_Aim of the task_.
Please set down all the lines beneath this one exactly, without the pictures.

_Stored entries_.
----------------
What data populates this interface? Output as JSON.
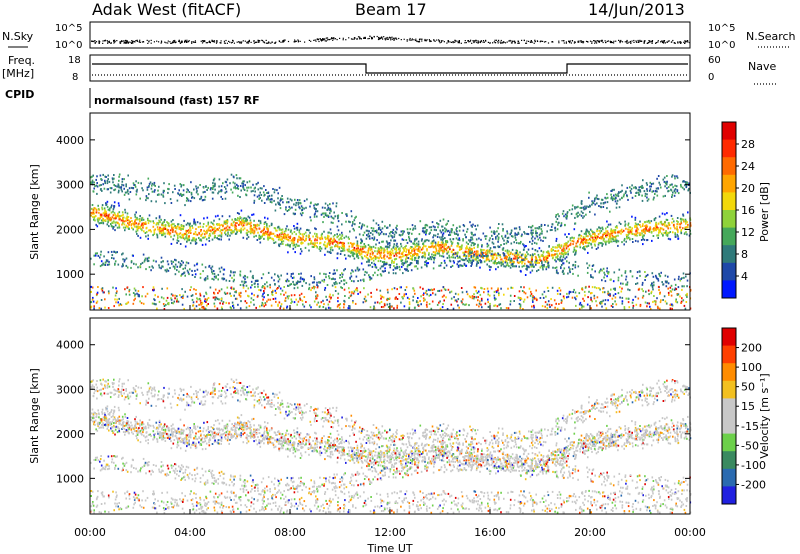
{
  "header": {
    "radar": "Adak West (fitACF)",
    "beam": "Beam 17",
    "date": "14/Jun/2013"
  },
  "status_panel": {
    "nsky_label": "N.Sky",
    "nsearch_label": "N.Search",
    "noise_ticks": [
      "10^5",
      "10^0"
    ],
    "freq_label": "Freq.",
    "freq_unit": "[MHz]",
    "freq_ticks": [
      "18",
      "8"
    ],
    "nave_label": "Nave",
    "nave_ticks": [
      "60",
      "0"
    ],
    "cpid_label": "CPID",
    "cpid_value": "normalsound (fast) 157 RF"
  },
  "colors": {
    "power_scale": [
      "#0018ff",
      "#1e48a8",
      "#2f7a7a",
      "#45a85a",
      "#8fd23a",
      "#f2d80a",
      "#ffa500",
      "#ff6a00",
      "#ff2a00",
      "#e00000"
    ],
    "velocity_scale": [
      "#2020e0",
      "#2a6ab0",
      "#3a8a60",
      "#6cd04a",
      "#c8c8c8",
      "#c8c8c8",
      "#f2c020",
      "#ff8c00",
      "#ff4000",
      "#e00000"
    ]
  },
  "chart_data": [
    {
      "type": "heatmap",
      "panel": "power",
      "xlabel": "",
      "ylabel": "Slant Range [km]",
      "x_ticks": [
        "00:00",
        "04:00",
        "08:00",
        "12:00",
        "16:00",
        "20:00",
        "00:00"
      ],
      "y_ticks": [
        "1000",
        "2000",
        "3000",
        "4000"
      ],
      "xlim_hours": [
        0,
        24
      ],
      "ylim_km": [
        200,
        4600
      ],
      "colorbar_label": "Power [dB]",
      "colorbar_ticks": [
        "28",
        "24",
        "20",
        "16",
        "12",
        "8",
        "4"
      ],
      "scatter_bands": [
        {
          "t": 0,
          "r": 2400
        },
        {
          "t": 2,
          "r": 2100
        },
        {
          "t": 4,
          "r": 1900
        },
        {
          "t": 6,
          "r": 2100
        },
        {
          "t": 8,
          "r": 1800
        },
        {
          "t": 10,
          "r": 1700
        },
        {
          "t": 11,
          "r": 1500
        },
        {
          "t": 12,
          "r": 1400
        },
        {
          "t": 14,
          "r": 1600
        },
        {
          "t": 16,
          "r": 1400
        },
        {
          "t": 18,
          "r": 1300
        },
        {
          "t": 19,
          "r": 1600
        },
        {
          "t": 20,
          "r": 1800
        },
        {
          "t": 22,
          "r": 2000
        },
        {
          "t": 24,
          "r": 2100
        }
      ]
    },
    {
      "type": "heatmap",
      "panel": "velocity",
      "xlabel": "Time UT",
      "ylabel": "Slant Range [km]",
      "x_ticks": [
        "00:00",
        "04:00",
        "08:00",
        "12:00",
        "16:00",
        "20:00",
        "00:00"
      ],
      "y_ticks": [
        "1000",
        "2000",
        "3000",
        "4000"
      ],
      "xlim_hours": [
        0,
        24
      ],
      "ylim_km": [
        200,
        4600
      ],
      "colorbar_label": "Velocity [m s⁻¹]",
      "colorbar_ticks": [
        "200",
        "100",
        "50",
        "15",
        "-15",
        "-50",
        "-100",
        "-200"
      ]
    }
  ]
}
----------------
_Result below_.
What data populates this interface? Output as JSON.
{
  "header": {
    "radar": "Adak West (fitACF)",
    "beam": "Beam 17",
    "date": "14/Jun/2013"
  },
  "status_panel": {
    "nsky_label": "N.Sky",
    "nsearch_label": "N.Search",
    "noise_ticks": [
      "10^5",
      "10^0"
    ],
    "freq_label": "Freq.",
    "freq_unit": "[MHz]",
    "freq_ticks": [
      "18",
      "8"
    ],
    "nave_label": "Nave",
    "nave_ticks": [
      "60",
      "0"
    ],
    "cpid_label": "CPID",
    "cpid_value": "normalsound (fast) 157 RF"
  },
  "colors": {
    "power_scale": [
      "#0018ff",
      "#1e48a8",
      "#2f7a7a",
      "#45a85a",
      "#8fd23a",
      "#f2d80a",
      "#ffa500",
      "#ff6a00",
      "#ff2a00",
      "#e00000"
    ],
    "velocity_scale": [
      "#2020e0",
      "#2a6ab0",
      "#3a8a60",
      "#6cd04a",
      "#c8c8c8",
      "#c8c8c8",
      "#f2c020",
      "#ff8c00",
      "#ff4000",
      "#e00000"
    ]
  },
  "chart_data": [
    {
      "type": "heatmap",
      "panel": "power",
      "xlabel": "",
      "ylabel": "Slant Range [km]",
      "x_ticks": [
        "00:00",
        "04:00",
        "08:00",
        "12:00",
        "16:00",
        "20:00",
        "00:00"
      ],
      "y_ticks": [
        "1000",
        "2000",
        "3000",
        "4000"
      ],
      "xlim_hours": [
        0,
        24
      ],
      "ylim_km": [
        200,
        4600
      ],
      "colorbar_label": "Power [dB]",
      "colorbar_ticks": [
        "28",
        "24",
        "20",
        "16",
        "12",
        "8",
        "4"
      ],
      "scatter_bands": [
        {
          "t": 0,
          "r": 2400
        },
        {
          "t": 2,
          "r": 2100
        },
        {
          "t": 4,
          "r": 1900
        },
        {
          "t": 6,
          "r": 2100
        },
        {
          "t": 8,
          "r": 1800
        },
        {
          "t": 10,
          "r": 1700
        },
        {
          "t": 11,
          "r": 1500
        },
        {
          "t": 12,
          "r": 1400
        },
        {
          "t": 14,
          "r": 1600
        },
        {
          "t": 16,
          "r": 1400
        },
        {
          "t": 18,
          "r": 1300
        },
        {
          "t": 19,
          "r": 1600
        },
        {
          "t": 20,
          "r": 1800
        },
        {
          "t": 22,
          "r": 2000
        },
        {
          "t": 24,
          "r": 2100
        }
      ]
    },
    {
      "type": "heatmap",
      "panel": "velocity",
      "xlabel": "Time UT",
      "ylabel": "Slant Range [km]",
      "x_ticks": [
        "00:00",
        "04:00",
        "08:00",
        "12:00",
        "16:00",
        "20:00",
        "00:00"
      ],
      "y_ticks": [
        "1000",
        "2000",
        "3000",
        "4000"
      ],
      "xlim_hours": [
        0,
        24
      ],
      "ylim_km": [
        200,
        4600
      ],
      "colorbar_label": "Velocity [m s⁻¹]",
      "colorbar_ticks": [
        "200",
        "100",
        "50",
        "15",
        "-15",
        "-50",
        "-100",
        "-200"
      ]
    }
  ]
}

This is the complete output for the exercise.